Objective: Repeat the records below line for line, omitting the pictures.

Image element box records:

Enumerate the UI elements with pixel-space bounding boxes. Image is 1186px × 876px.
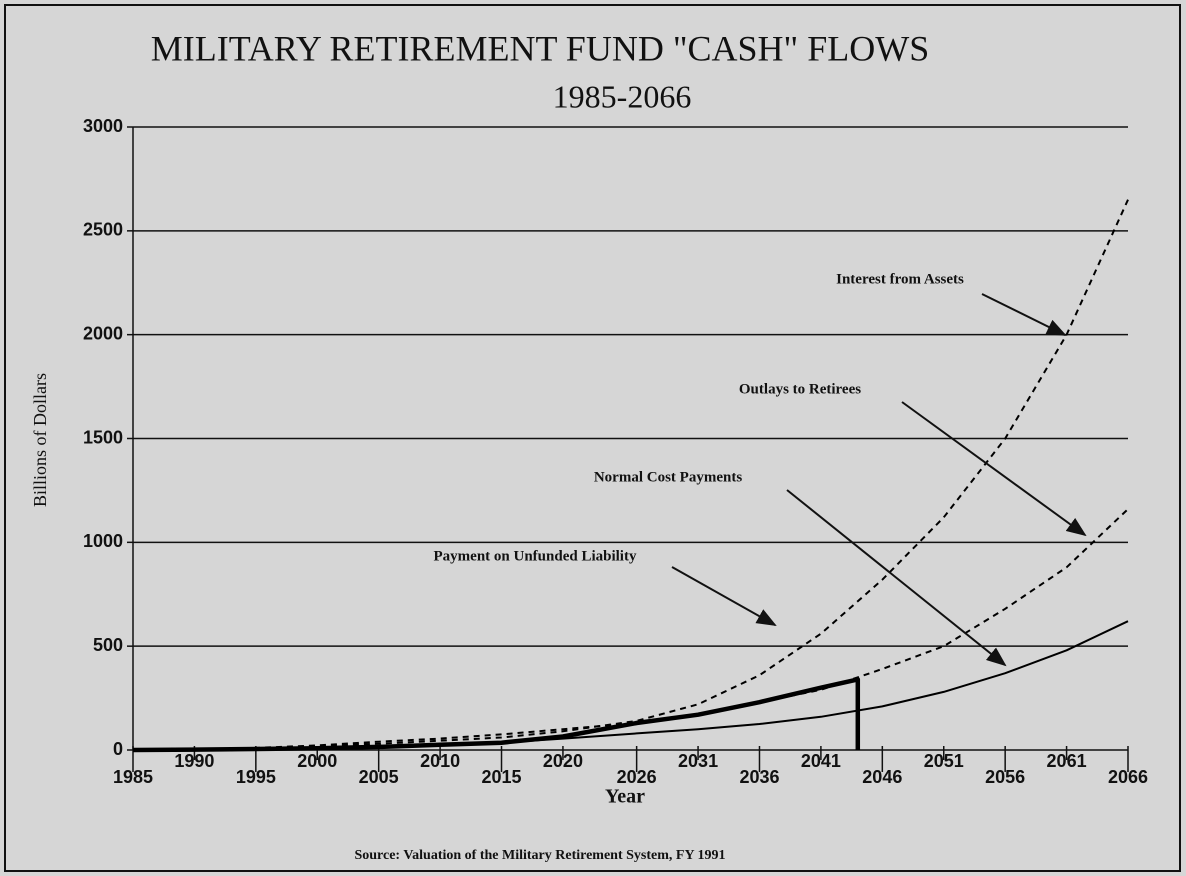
source-note: Source: Valuation of the Military Retire… [354, 848, 725, 863]
annotation-arrow [671, 566, 777, 626]
x-tick-label: 2036 [739, 767, 779, 787]
x-tick-label: 2051 [924, 751, 964, 771]
x-tick-label: 2000 [297, 751, 337, 771]
frame [4, 4, 1181, 872]
annotation: Outlays to Retirees [739, 381, 861, 397]
x-tick-label: 2056 [985, 767, 1025, 787]
x-tick-label: 2010 [420, 751, 460, 771]
x-tick-label: 1995 [236, 767, 276, 787]
y-tick-label: 0 [113, 739, 123, 759]
annotation: Normal Cost Payments [594, 469, 742, 485]
chart-title: MILITARY RETIREMENT FUND "CASH" FLOWS [151, 28, 930, 68]
y-tick-label: 2500 [83, 220, 123, 240]
x-tick-label: 1985 [113, 767, 153, 787]
x-tick-label: 2020 [543, 751, 583, 771]
x-tick-label: 2015 [481, 767, 521, 787]
chart-subtitle: 1985-2066 [553, 78, 692, 114]
annotation-arrow [786, 489, 1007, 667]
x-tick-label: 2066 [1108, 767, 1148, 787]
x-axis-label: Year [605, 786, 645, 808]
series-line [132, 199, 1129, 751]
x-tick-label: 2005 [359, 767, 399, 787]
y-tick-label: 3000 [83, 116, 123, 136]
x-tick-label: 2041 [801, 751, 841, 771]
y-tick-label: 500 [93, 635, 123, 655]
annotation: Payment on Unfunded Liability [434, 548, 637, 564]
annotation-arrow [981, 293, 1067, 336]
x-tick-label: 2046 [862, 767, 902, 787]
x-tick-label: 2026 [617, 767, 657, 787]
annotation: Interest from Assets [836, 271, 964, 287]
y-axis-label: Billions of Dollars [30, 373, 50, 507]
y-tick-label: 2000 [83, 323, 123, 343]
x-tick-label: 1990 [174, 751, 214, 771]
x-tick-label: 2031 [678, 751, 718, 771]
y-tick-label: 1000 [83, 531, 123, 551]
x-tick-label: 2061 [1047, 751, 1087, 771]
annotation-arrow [901, 401, 1087, 537]
y-tick-label: 1500 [83, 427, 123, 447]
series-line [132, 677, 861, 753]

Solution for this problem:
Enumerate the UI elements with pixel-space bounding boxes. Image is 1186px × 876px.
source-note: Source: Valuation of the Military Retire… [354, 848, 725, 863]
annotation-arrow [671, 566, 777, 626]
x-tick-label: 2036 [739, 767, 779, 787]
x-tick-label: 2051 [924, 751, 964, 771]
x-tick-label: 2000 [297, 751, 337, 771]
frame [4, 4, 1181, 872]
annotation: Outlays to Retirees [739, 381, 861, 397]
x-tick-label: 2056 [985, 767, 1025, 787]
x-tick-label: 2010 [420, 751, 460, 771]
x-tick-label: 1995 [236, 767, 276, 787]
y-tick-label: 0 [113, 739, 123, 759]
annotation: Normal Cost Payments [594, 469, 742, 485]
chart-title: MILITARY RETIREMENT FUND "CASH" FLOWS [151, 28, 930, 68]
y-tick-label: 2500 [83, 220, 123, 240]
x-tick-label: 1985 [113, 767, 153, 787]
x-tick-label: 2020 [543, 751, 583, 771]
x-tick-label: 2015 [481, 767, 521, 787]
chart-subtitle: 1985-2066 [553, 78, 692, 114]
annotation-arrow [786, 489, 1007, 667]
x-tick-label: 2066 [1108, 767, 1148, 787]
x-axis-label: Year [605, 786, 645, 808]
series-line [132, 199, 1129, 751]
x-tick-label: 2005 [359, 767, 399, 787]
y-tick-label: 3000 [83, 116, 123, 136]
x-tick-label: 2041 [801, 751, 841, 771]
y-tick-label: 500 [93, 635, 123, 655]
annotation: Payment on Unfunded Liability [434, 548, 637, 564]
annotation-arrow [981, 293, 1067, 336]
x-tick-label: 2046 [862, 767, 902, 787]
x-tick-label: 2026 [617, 767, 657, 787]
annotation: Interest from Assets [836, 271, 964, 287]
y-axis-label: Billions of Dollars [30, 373, 50, 507]
y-tick-label: 2000 [83, 323, 123, 343]
x-tick-label: 1990 [174, 751, 214, 771]
x-tick-label: 2031 [678, 751, 718, 771]
y-tick-label: 1000 [83, 531, 123, 551]
x-tick-label: 2061 [1047, 751, 1087, 771]
annotation-arrow [901, 401, 1087, 537]
y-tick-label: 1500 [83, 427, 123, 447]
series-line [132, 677, 861, 753]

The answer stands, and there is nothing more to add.